### [Exercise goal]
List each line of the data that holds the string "content", please.
#### Dataset records
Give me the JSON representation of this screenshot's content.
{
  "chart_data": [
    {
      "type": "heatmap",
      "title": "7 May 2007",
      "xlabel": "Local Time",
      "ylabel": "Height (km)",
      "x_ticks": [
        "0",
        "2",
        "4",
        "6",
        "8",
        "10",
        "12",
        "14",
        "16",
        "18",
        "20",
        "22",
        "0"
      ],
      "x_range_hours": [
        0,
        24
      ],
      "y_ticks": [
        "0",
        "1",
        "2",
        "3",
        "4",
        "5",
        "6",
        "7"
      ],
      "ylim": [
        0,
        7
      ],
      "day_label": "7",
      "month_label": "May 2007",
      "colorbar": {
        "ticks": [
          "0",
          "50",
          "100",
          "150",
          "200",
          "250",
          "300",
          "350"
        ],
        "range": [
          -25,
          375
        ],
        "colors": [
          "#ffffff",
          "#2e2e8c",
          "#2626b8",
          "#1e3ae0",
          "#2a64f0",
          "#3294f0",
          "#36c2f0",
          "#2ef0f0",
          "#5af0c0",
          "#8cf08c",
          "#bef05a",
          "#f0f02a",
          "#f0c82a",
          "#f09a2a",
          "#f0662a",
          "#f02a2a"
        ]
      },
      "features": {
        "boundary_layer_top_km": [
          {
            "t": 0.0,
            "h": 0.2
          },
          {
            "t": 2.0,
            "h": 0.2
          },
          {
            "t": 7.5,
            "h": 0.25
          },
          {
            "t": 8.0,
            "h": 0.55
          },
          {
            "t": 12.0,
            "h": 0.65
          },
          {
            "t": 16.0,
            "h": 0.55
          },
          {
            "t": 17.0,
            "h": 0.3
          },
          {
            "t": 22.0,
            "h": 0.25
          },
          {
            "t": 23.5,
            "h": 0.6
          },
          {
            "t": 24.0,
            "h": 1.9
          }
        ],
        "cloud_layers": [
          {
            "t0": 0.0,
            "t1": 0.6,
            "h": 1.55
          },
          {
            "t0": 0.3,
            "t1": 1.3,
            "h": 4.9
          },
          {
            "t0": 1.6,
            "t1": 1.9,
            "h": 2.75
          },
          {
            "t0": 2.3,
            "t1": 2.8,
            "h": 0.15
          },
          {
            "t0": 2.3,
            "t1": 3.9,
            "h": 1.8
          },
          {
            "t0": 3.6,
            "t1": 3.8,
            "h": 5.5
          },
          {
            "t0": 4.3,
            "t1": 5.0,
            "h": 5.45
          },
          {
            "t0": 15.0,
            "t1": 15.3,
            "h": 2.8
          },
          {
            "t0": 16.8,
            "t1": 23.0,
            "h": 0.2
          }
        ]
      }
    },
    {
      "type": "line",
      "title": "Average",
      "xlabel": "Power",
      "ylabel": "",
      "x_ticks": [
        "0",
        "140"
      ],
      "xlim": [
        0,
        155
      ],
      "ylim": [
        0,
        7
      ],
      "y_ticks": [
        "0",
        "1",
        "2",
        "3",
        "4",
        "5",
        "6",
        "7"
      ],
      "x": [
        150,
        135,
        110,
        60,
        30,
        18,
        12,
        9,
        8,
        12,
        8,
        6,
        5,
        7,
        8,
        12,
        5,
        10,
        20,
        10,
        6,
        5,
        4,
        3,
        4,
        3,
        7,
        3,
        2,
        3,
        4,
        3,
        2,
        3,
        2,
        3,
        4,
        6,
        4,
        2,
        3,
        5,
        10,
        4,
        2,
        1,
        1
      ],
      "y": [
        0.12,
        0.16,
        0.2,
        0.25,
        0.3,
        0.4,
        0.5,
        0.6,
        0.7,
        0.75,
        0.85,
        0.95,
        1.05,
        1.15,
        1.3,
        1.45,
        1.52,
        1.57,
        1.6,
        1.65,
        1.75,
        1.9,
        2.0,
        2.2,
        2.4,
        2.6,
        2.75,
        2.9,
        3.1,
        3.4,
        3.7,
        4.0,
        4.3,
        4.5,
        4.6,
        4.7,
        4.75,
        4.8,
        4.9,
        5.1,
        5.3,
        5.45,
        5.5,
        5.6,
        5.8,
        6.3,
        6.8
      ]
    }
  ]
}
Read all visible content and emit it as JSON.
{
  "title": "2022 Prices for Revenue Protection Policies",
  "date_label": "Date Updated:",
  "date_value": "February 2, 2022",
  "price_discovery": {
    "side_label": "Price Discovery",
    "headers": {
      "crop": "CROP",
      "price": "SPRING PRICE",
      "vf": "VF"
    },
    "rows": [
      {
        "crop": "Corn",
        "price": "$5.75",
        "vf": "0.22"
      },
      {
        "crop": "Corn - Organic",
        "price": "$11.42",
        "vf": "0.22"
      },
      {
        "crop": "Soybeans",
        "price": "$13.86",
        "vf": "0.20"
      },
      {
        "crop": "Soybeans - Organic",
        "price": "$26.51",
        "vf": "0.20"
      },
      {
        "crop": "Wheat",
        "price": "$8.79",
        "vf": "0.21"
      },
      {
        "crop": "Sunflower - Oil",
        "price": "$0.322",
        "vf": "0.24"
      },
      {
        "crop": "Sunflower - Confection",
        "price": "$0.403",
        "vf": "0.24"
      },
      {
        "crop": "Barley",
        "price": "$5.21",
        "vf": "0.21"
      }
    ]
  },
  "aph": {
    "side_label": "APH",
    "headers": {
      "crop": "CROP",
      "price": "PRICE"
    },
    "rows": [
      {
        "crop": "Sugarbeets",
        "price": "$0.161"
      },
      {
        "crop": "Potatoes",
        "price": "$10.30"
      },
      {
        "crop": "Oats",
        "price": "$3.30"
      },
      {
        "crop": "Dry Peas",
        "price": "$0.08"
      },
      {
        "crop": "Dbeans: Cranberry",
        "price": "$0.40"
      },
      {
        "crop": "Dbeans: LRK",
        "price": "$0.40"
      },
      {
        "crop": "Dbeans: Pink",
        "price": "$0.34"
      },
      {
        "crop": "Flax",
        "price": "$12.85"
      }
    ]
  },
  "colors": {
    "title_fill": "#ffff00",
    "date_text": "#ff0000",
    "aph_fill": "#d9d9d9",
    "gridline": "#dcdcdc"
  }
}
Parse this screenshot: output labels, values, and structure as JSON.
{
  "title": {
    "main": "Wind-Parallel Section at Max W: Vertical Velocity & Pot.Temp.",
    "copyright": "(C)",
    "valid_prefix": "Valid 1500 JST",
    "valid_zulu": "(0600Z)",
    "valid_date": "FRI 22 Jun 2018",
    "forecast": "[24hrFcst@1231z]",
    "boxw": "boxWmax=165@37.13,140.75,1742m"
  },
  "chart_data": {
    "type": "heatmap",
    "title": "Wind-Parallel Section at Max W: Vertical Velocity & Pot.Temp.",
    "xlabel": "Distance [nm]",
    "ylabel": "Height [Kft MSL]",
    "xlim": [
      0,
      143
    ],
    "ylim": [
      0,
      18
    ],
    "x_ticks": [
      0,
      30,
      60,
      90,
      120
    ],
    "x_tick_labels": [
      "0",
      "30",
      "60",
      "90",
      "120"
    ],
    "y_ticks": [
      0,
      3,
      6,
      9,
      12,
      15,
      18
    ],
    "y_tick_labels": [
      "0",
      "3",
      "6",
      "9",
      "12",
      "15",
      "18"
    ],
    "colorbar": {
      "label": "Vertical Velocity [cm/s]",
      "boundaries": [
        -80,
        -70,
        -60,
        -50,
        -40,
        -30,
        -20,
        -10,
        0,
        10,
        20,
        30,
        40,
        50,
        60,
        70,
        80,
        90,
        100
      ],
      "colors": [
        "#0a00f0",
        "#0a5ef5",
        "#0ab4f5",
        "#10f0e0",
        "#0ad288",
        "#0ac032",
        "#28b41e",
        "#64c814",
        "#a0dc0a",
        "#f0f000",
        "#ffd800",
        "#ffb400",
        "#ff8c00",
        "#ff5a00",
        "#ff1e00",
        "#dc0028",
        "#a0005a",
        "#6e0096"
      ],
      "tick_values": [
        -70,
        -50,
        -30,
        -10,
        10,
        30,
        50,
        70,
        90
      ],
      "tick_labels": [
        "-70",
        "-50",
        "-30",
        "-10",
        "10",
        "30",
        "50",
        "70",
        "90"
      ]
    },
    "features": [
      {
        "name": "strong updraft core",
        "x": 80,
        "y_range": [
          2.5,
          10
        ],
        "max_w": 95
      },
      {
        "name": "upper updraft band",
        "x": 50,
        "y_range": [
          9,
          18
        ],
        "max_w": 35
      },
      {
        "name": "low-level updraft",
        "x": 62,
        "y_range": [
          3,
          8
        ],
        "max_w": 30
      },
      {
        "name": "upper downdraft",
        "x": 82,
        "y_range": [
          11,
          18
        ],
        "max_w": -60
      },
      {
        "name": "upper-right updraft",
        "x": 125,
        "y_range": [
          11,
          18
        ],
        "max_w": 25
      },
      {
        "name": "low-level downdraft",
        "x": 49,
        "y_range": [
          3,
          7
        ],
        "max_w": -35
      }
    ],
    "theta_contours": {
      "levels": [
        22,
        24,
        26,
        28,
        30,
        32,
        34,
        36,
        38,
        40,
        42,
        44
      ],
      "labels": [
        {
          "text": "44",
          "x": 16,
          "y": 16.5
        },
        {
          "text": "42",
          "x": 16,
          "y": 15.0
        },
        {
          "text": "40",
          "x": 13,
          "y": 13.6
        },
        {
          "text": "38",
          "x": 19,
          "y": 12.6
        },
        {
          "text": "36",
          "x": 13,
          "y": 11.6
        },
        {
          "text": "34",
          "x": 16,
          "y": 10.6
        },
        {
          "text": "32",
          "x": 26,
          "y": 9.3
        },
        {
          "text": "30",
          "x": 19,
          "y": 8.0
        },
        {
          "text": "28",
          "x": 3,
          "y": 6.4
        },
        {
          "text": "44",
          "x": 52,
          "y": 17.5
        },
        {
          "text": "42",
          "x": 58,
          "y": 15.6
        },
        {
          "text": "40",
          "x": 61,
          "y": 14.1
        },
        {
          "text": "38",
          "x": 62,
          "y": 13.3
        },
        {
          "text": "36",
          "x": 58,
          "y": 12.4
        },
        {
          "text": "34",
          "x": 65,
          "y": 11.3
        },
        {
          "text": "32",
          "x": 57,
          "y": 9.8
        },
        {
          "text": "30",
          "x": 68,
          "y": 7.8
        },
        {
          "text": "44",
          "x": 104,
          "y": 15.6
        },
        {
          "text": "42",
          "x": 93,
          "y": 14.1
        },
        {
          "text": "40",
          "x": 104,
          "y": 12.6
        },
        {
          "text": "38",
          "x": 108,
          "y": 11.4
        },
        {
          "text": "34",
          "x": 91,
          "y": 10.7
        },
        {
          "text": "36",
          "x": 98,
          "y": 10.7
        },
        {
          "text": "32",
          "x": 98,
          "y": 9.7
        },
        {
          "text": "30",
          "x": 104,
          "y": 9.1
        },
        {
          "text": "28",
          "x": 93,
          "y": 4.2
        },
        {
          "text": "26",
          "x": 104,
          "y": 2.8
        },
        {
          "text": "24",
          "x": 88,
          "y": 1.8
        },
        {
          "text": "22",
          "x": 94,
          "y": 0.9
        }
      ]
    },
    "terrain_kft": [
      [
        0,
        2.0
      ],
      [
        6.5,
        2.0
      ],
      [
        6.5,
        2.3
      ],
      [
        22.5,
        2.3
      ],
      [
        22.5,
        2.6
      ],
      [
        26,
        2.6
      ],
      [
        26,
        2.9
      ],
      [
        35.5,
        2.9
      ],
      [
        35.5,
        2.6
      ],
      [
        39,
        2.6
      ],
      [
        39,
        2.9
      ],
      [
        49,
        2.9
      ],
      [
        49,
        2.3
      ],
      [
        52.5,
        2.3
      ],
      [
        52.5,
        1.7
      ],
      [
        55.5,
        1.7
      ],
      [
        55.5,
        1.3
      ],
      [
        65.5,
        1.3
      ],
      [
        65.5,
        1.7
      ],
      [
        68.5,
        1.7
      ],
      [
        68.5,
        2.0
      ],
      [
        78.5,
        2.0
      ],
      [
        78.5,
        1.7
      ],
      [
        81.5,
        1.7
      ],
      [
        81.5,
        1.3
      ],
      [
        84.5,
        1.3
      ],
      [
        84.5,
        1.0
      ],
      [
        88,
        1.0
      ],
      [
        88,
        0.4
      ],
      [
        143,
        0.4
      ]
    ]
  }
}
########
### [Output below]
Give me the JSON representation of this screenshot's content.
Read all visible content and emit it as JSON.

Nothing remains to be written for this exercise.